## Stated task:
Each line of the data that includes the string "HESSI" is to be copied out.

^^^^^^^^^^^^^^^^

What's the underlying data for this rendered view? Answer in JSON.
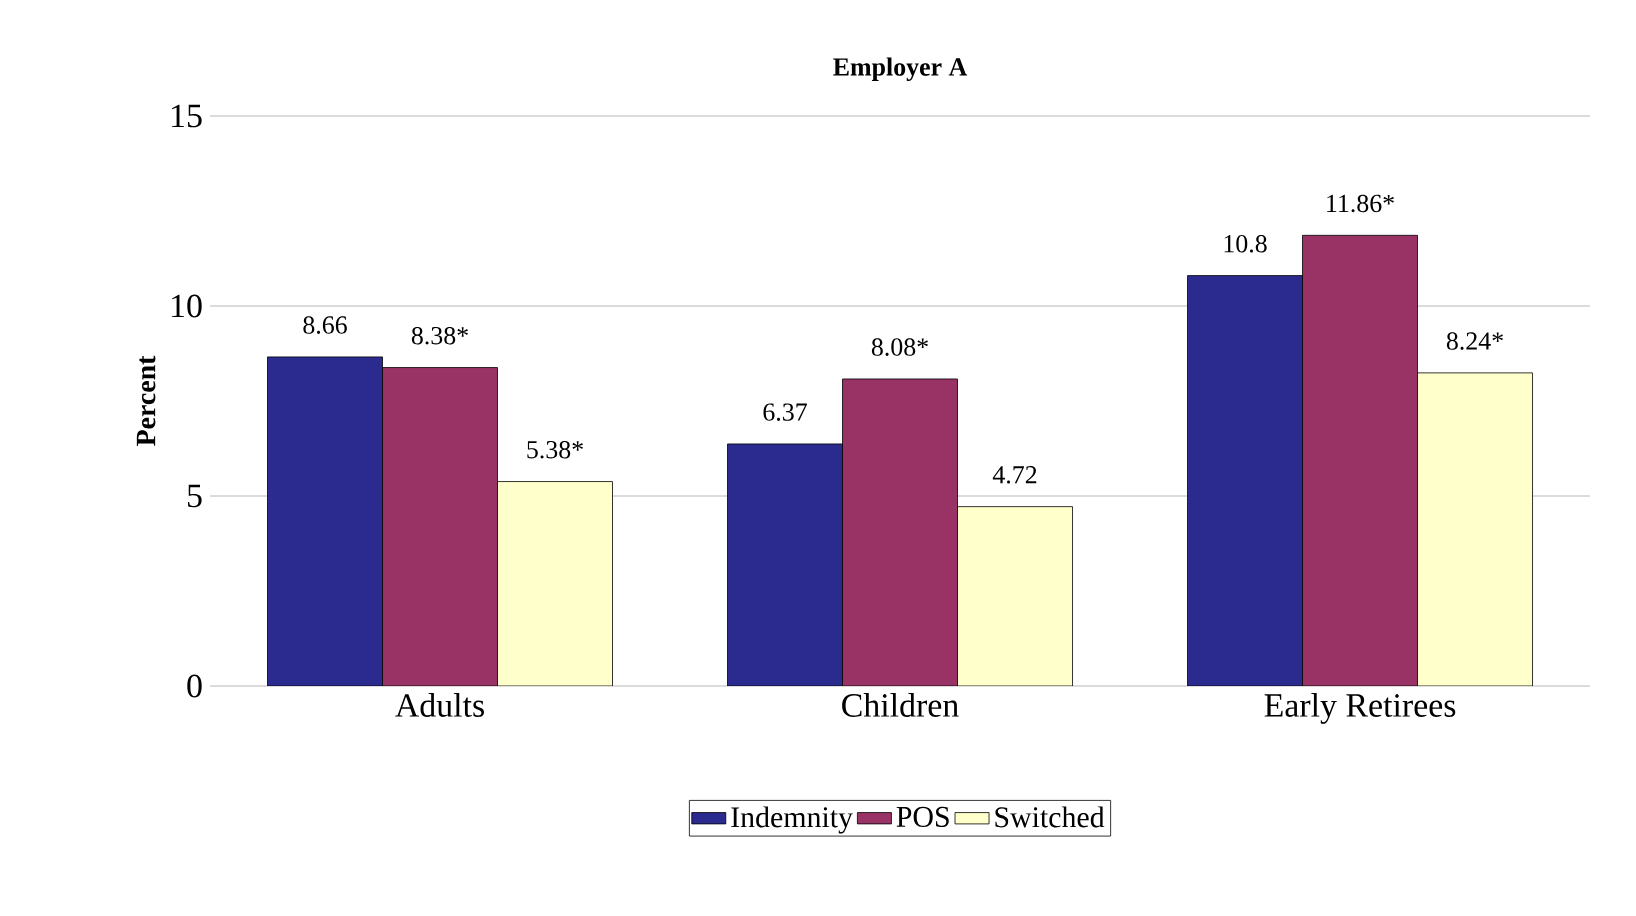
{
  "chart_data": {
    "type": "bar",
    "title": "Employer A",
    "ylabel": "Percent",
    "categories": [
      "Adults",
      "Children",
      "Early Retirees"
    ],
    "series": [
      {
        "name": "Indemnity",
        "color": "#2b2b8f",
        "values": [
          8.66,
          6.37,
          10.8
        ],
        "value_labels": [
          "8.66",
          "6.37",
          "10.8"
        ]
      },
      {
        "name": "POS",
        "color": "#993366",
        "values": [
          8.38,
          8.08,
          11.86
        ],
        "value_labels": [
          "8.38*",
          "8.08*",
          "11.86*"
        ]
      },
      {
        "name": "Switched",
        "color": "#ffffcc",
        "values": [
          5.38,
          4.72,
          8.24
        ],
        "value_labels": [
          "5.38*",
          "4.72",
          "8.24*"
        ]
      }
    ],
    "ylim": [
      0,
      15
    ],
    "yticks": [
      0,
      5,
      10,
      15
    ],
    "grid": "y",
    "legend": "bottom"
  }
}
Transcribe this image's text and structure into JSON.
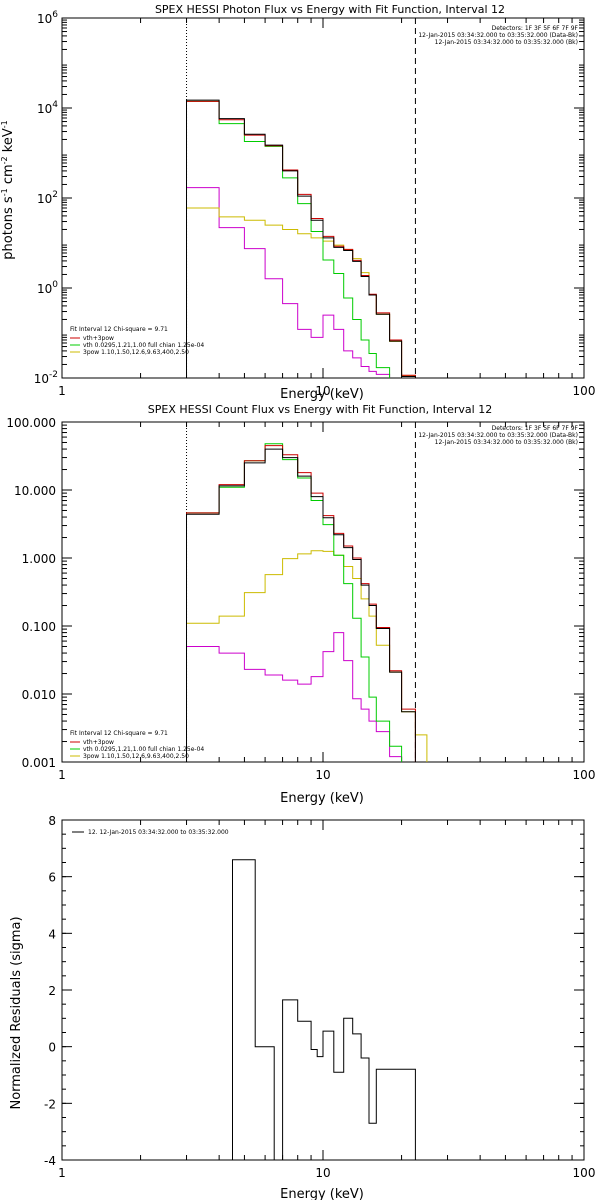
{
  "chart_data": [
    {
      "type": "line",
      "title": "SPEX HESSI Photon Flux vs Energy with Fit Function, Interval 12",
      "xlabel": "Energy (keV)",
      "ylabel_main": "photons s",
      "ylabel_sup1": "-1",
      "ylabel_mid": " cm",
      "ylabel_sup2": "-2",
      "ylabel_end": " keV",
      "ylabel_sup3": "-1",
      "xscale": "log",
      "yscale": "log",
      "xlim": [
        1,
        100
      ],
      "ylim": [
        0.01,
        1000000
      ],
      "xticks": [
        {
          "v": 1,
          "label": "1"
        },
        {
          "v": 10,
          "label": "10"
        },
        {
          "v": 100,
          "label": "100"
        }
      ],
      "yticks": [
        {
          "v": 0.01,
          "base": "10",
          "exp": "-2"
        },
        {
          "v": 1,
          "base": "10",
          "exp": "0"
        },
        {
          "v": 100,
          "base": "10",
          "exp": "2"
        },
        {
          "v": 10000,
          "base": "10",
          "exp": "4"
        },
        {
          "v": 1000000,
          "base": "10",
          "exp": "6"
        }
      ],
      "top_right_text": [
        "Detectors: 1F 3F 5F 6F 7F 9F",
        "12-Jan-2015 03:34:32.000 to 03:35:32.000 (Data-Bk)",
        "12-Jan-2015 03:34:32.000 to 03:35:32.000 (Bk)"
      ],
      "fit_text": [
        "Fit Interval 12   Chi-square = 9.71",
        "vth+3pow",
        "vth 0.0295,1.21,1.00  full chian 1.25e-04",
        "3pow 1.10,1.50,12.6,9.63,400,2.50"
      ],
      "vlines": [
        {
          "x": 3.0,
          "style": "dotted"
        },
        {
          "x": 22.6,
          "style": "dashed"
        }
      ],
      "edges": [
        3.0,
        3.5,
        4.0,
        4.5,
        5.0,
        5.5,
        6.0,
        6.5,
        7.0,
        7.5,
        8.0,
        8.5,
        9.0,
        9.5,
        10.0,
        11.0,
        12.0,
        13.0,
        14.0,
        15.0,
        16.0,
        18.0,
        20.0,
        22.6,
        25.0
      ],
      "series": [
        {
          "name": "data",
          "color": "#000000",
          "values": [
            15000,
            15000,
            5800,
            5800,
            2600,
            2600,
            1500,
            1500,
            400,
            400,
            110,
            110,
            32,
            32,
            13,
            8,
            6.8,
            3.9,
            1.8,
            0.7,
            0.26,
            0.066,
            0.0108,
            null
          ]
        },
        {
          "name": "vth+3pow",
          "color": "#cc0000",
          "values": [
            14000,
            14000,
            5500,
            5500,
            2500,
            2500,
            1450,
            1450,
            420,
            420,
            120,
            120,
            35,
            35,
            14,
            8.5,
            7.2,
            4.1,
            1.9,
            0.73,
            0.28,
            0.07,
            0.0115,
            null
          ]
        },
        {
          "name": "vth",
          "color": "#00cc00",
          "values": [
            14000,
            14000,
            4500,
            4500,
            1800,
            1800,
            1400,
            1400,
            280,
            280,
            75,
            75,
            18,
            18,
            4.2,
            2.1,
            0.6,
            0.2,
            0.07,
            0.035,
            0.017,
            0.0079,
            null,
            null
          ]
        },
        {
          "name": "3pow",
          "color": "#ccbb00",
          "values": [
            60,
            60,
            38,
            38,
            32,
            32,
            25,
            25,
            20,
            20,
            16,
            16,
            13,
            13,
            11,
            9,
            7,
            4.5,
            2.2,
            0.7,
            0.26,
            0.065,
            0.011,
            0.0065
          ]
        },
        {
          "name": "bk",
          "color": "#cc00cc",
          "values": [
            170,
            170,
            22,
            22,
            7.5,
            7.5,
            1.6,
            1.6,
            0.45,
            0.45,
            0.12,
            0.12,
            0.08,
            0.08,
            0.25,
            0.12,
            0.04,
            0.028,
            0.018,
            0.014,
            0.012,
            0.006,
            null,
            null
          ]
        }
      ]
    },
    {
      "type": "line",
      "title": "SPEX HESSI Count Flux vs Energy with Fit Function, Interval 12",
      "xlabel": "Energy (keV)",
      "xscale": "log",
      "yscale": "log",
      "xlim": [
        1,
        100
      ],
      "ylim": [
        0.001,
        100
      ],
      "xticks": [
        {
          "v": 1,
          "label": "1"
        },
        {
          "v": 10,
          "label": "10"
        },
        {
          "v": 100,
          "label": "100"
        }
      ],
      "yticks": [
        {
          "v": 0.001,
          "label": "0.001"
        },
        {
          "v": 0.01,
          "label": "0.010"
        },
        {
          "v": 0.1,
          "label": "0.100"
        },
        {
          "v": 1,
          "label": "1.000"
        },
        {
          "v": 10,
          "label": "10.000"
        },
        {
          "v": 100,
          "label": "100.000"
        }
      ],
      "top_right_text": [
        "Detectors: 1F 3F 5F 6F 7F 9F",
        "12-Jan-2015 03:34:32.000 to 03:35:32.000 (Data-Bk)",
        "12-Jan-2015 03:34:32.000 to 03:35:32.000 (Bk)"
      ],
      "fit_text": [
        "Fit Interval 12   Chi-square = 9.71",
        "vth+3pow",
        "vth 0.0295,1.21,1.00  full chian 1.25e-04",
        "3pow 1.10,1.50,12.6,9.63,400,2.50"
      ],
      "vlines": [
        {
          "x": 3.0,
          "style": "dotted"
        },
        {
          "x": 22.6,
          "style": "dashed"
        }
      ],
      "edges": [
        3.0,
        3.5,
        4.0,
        4.5,
        5.0,
        5.5,
        6.0,
        6.5,
        7.0,
        7.5,
        8.0,
        8.5,
        9.0,
        9.5,
        10.0,
        11.0,
        12.0,
        13.0,
        14.0,
        15.0,
        16.0,
        18.0,
        20.0,
        22.6,
        25.0
      ],
      "series": [
        {
          "name": "data",
          "color": "#000000",
          "values": [
            4.4,
            4.4,
            11.5,
            11.5,
            25,
            25,
            40,
            40,
            30,
            30,
            16,
            16,
            8,
            8,
            3.9,
            2.2,
            1.42,
            0.95,
            0.4,
            0.2,
            0.092,
            0.021,
            0.0055,
            null
          ]
        },
        {
          "name": "vth+3pow",
          "color": "#cc0000",
          "values": [
            4.6,
            4.6,
            12,
            12,
            27,
            27,
            45,
            45,
            33,
            33,
            18,
            18,
            9,
            9,
            4.2,
            2.3,
            1.5,
            1,
            0.42,
            0.21,
            0.095,
            0.022,
            0.006,
            null
          ]
        },
        {
          "name": "vth",
          "color": "#00cc00",
          "values": [
            4.6,
            4.6,
            11,
            11,
            27,
            27,
            48,
            48,
            28,
            28,
            15,
            15,
            7,
            7,
            3.1,
            1.1,
            0.42,
            0.13,
            0.035,
            0.009,
            0.004,
            0.0017,
            null,
            null
          ]
        },
        {
          "name": "3pow",
          "color": "#ccbb00",
          "values": [
            0.11,
            0.11,
            0.14,
            0.14,
            0.31,
            0.31,
            0.57,
            0.57,
            0.98,
            0.98,
            1.15,
            1.15,
            1.28,
            1.28,
            1.25,
            1.1,
            0.75,
            0.5,
            0.25,
            0.14,
            0.052,
            0.021,
            0.0055,
            0.0025
          ]
        },
        {
          "name": "bk",
          "color": "#cc00cc",
          "values": [
            0.05,
            0.05,
            0.04,
            0.04,
            0.023,
            0.023,
            0.019,
            0.019,
            0.016,
            0.016,
            0.014,
            0.014,
            0.018,
            0.018,
            0.042,
            0.08,
            0.031,
            0.0085,
            0.006,
            0.004,
            0.0028,
            0.0012,
            null,
            null
          ]
        }
      ]
    },
    {
      "type": "line",
      "title": "",
      "xlabel": "Energy (keV)",
      "ylabel": "Normalized Residuals (sigma)",
      "xscale": "log",
      "yscale": "linear",
      "xlim": [
        1,
        100
      ],
      "ylim": [
        -4,
        8
      ],
      "xticks": [
        {
          "v": 1,
          "label": "1"
        },
        {
          "v": 10,
          "label": "10"
        },
        {
          "v": 100,
          "label": "100"
        }
      ],
      "yticks": [
        {
          "v": -4,
          "label": "-4"
        },
        {
          "v": -2,
          "label": "-2"
        },
        {
          "v": 0,
          "label": "0"
        },
        {
          "v": 2,
          "label": "2"
        },
        {
          "v": 4,
          "label": "4"
        },
        {
          "v": 6,
          "label": "6"
        },
        {
          "v": 8,
          "label": "8"
        }
      ],
      "legend": [
        "12. 12-Jan-2015 03:34:32.000 to 03:35:32.000"
      ],
      "edges": [
        3.0,
        4.5,
        5.5,
        6.5,
        7.0,
        8.0,
        9.0,
        9.5,
        10.0,
        11.0,
        12.0,
        13.0,
        14.0,
        15.0,
        16.0,
        18.0,
        20.0,
        22.6
      ],
      "series": [
        {
          "name": "residuals",
          "color": "#000000",
          "values": [
            -4,
            6.6,
            0,
            -4.1,
            1.65,
            0.9,
            -0.1,
            -0.35,
            0.55,
            -0.9,
            1.0,
            0.45,
            -0.4,
            -2.7,
            -0.8,
            -0.8,
            -0.8
          ]
        }
      ]
    }
  ]
}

^^^^^^^^^^^^^^^^

## Complete output:
      "title": "SPEX HESSI Photon Flux vs Energy with Fit Function, Interval 12",
      "title": "SPEX HESSI Count Flux vs Energy with Fit Function, Interval 12",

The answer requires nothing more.